▶ **Required task**
Copy out all the lines in the records that include the word "우리은행".

Collected data entries
-.-.-
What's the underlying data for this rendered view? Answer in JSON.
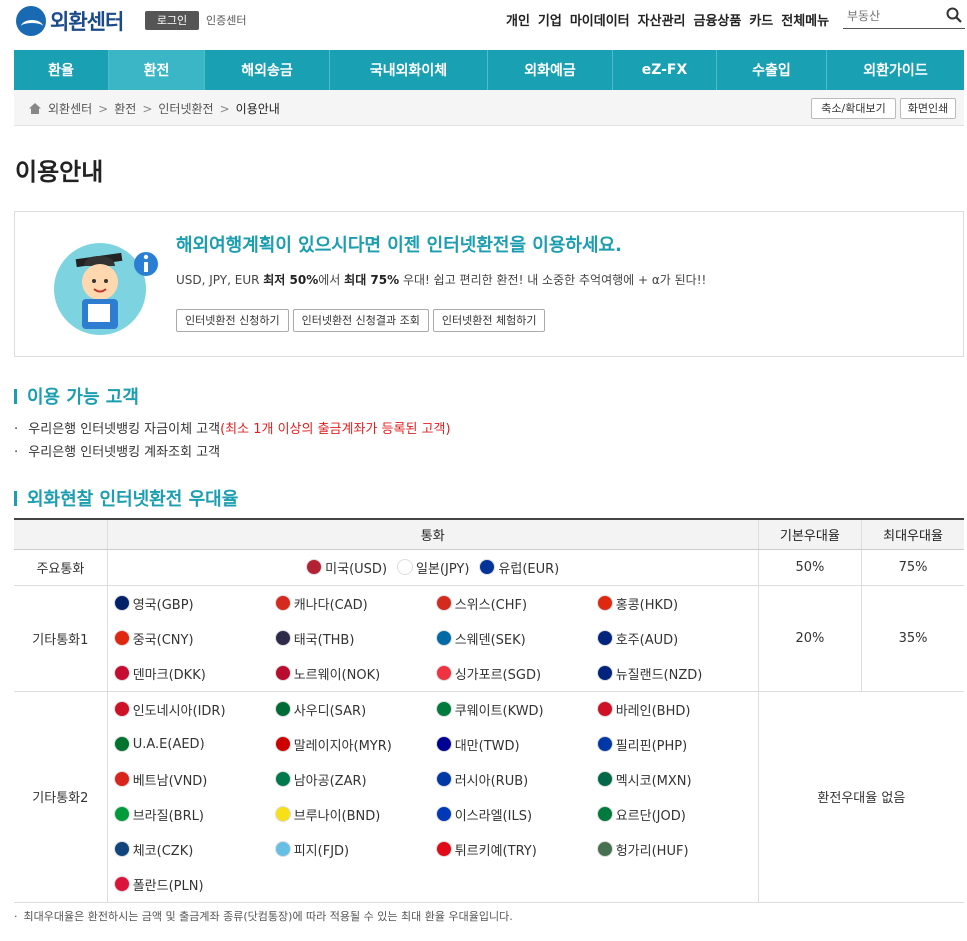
{
  "header": {
    "logo_text": "외환센터",
    "login_label": "로그인",
    "cert_label": "인증센터",
    "gnb": [
      "개인",
      "기업",
      "마이데이터",
      "자산관리",
      "금융상품",
      "카드",
      "전체메뉴"
    ],
    "search_placeholder": "부동산"
  },
  "nav": {
    "items": [
      "환율",
      "환전",
      "해외송금",
      "국내외화이체",
      "외화예금",
      "eZ-FX",
      "수출입",
      "외환가이드"
    ],
    "active": "환전"
  },
  "breadcrumb": [
    "외환센터",
    "환전",
    "인터넷환전",
    "이용안내"
  ],
  "tools": {
    "zoom_label": "축소/확대보기",
    "print_label": "화면인쇄"
  },
  "page_title": "이용안내",
  "promo": {
    "heading": "해외여행계획이 있으시다면 이젠 인터넷환전을 이용하세요.",
    "text_prefix": "USD, JPY, EUR ",
    "text_b1": "최저 50%",
    "text_mid": "에서 ",
    "text_b2": "최대 75%",
    "text_suffix": " 우대! 쉽고 편리한 환전! 내 소중한 추억여행에 + α가 된다!!",
    "buttons": [
      "인터넷환전 신청하기",
      "인터넷환전 신청결과 조회",
      "인터넷환전 체험하기"
    ]
  },
  "section1": {
    "title": "이용 가능 고객",
    "bullet1_main": "우리은행 인터넷뱅킹 자금이체 고객",
    "bullet1_red": "(최소 1개 이상의 출금계좌가 등록된 고객)",
    "bullet2": "우리은행 인터넷뱅킹 계좌조회 고객"
  },
  "section2": {
    "title": "외화현찰 인터넷환전 우대율"
  },
  "table": {
    "headers": [
      "",
      "통화",
      "기본우대율",
      "최대우대율"
    ],
    "rows": [
      {
        "type": "주요통화",
        "basic": "50%",
        "max": "75%",
        "currencies": [
          {
            "label": "미국(USD)",
            "flag": "#b22234"
          },
          {
            "label": "일본(JPY)",
            "flag": "#ffffff"
          },
          {
            "label": "유럽(EUR)",
            "flag": "#003399"
          }
        ]
      },
      {
        "type": "기타통화1",
        "basic": "20%",
        "max": "35%",
        "currencies": [
          {
            "label": "영국(GBP)",
            "flag": "#012169"
          },
          {
            "label": "캐나다(CAD)",
            "flag": "#d52b1e"
          },
          {
            "label": "스위스(CHF)",
            "flag": "#d52b1e"
          },
          {
            "label": "홍콩(HKD)",
            "flag": "#de2910"
          },
          {
            "label": "중국(CNY)",
            "flag": "#de2910"
          },
          {
            "label": "태국(THB)",
            "flag": "#2d2a4a"
          },
          {
            "label": "스웨덴(SEK)",
            "flag": "#006aa7"
          },
          {
            "label": "호주(AUD)",
            "flag": "#00247d"
          },
          {
            "label": "덴마크(DKK)",
            "flag": "#c60c30"
          },
          {
            "label": "노르웨이(NOK)",
            "flag": "#ba0c2f"
          },
          {
            "label": "싱가포르(SGD)",
            "flag": "#ef3340"
          },
          {
            "label": "뉴질랜드(NZD)",
            "flag": "#00247d"
          }
        ]
      },
      {
        "type": "기타통화2",
        "merged": "환전우대율 없음",
        "currencies": [
          {
            "label": "인도네시아(IDR)",
            "flag": "#ce1126"
          },
          {
            "label": "사우디(SAR)",
            "flag": "#006c35"
          },
          {
            "label": "쿠웨이트(KWD)",
            "flag": "#007a3d"
          },
          {
            "label": "바레인(BHD)",
            "flag": "#ce1126"
          },
          {
            "label": "U.A.E(AED)",
            "flag": "#00732f"
          },
          {
            "label": "말레이지아(MYR)",
            "flag": "#cc0001"
          },
          {
            "label": "대만(TWD)",
            "flag": "#000095"
          },
          {
            "label": "필리핀(PHP)",
            "flag": "#0038a8"
          },
          {
            "label": "베트남(VND)",
            "flag": "#da251d"
          },
          {
            "label": "남아공(ZAR)",
            "flag": "#007a4d"
          },
          {
            "label": "러시아(RUB)",
            "flag": "#0039a6"
          },
          {
            "label": "멕시코(MXN)",
            "flag": "#006847"
          },
          {
            "label": "브라질(BRL)",
            "flag": "#009c3b"
          },
          {
            "label": "브루나이(BND)",
            "flag": "#f7e017"
          },
          {
            "label": "이스라엘(ILS)",
            "flag": "#0038b8"
          },
          {
            "label": "요르단(JOD)",
            "flag": "#007a3d"
          },
          {
            "label": "체코(CZK)",
            "flag": "#11457e"
          },
          {
            "label": "피지(FJD)",
            "flag": "#68bfe5"
          },
          {
            "label": "튀르키예(TRY)",
            "flag": "#e30a17"
          },
          {
            "label": "헝가리(HUF)",
            "flag": "#477050"
          },
          {
            "label": "폴란드(PLN)",
            "flag": "#dc143c"
          }
        ]
      }
    ]
  },
  "footnote": "최대우대율은 환전하시는 금액 및 출금계좌 종류(닷컴통장)에 따라 적용될 수 있는 최대 환율 우대율입니다.",
  "colors": {
    "accent": "#1aa0b3",
    "accent_text": "#1b9eb0",
    "red": "#e02020"
  }
}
-.-.-
▶ **The result**
    "bullet1_main": "우리은행 인터넷뱅킹 자금이체 고객",
    "bullet2": "우리은행 인터넷뱅킹 계좌조회 고객"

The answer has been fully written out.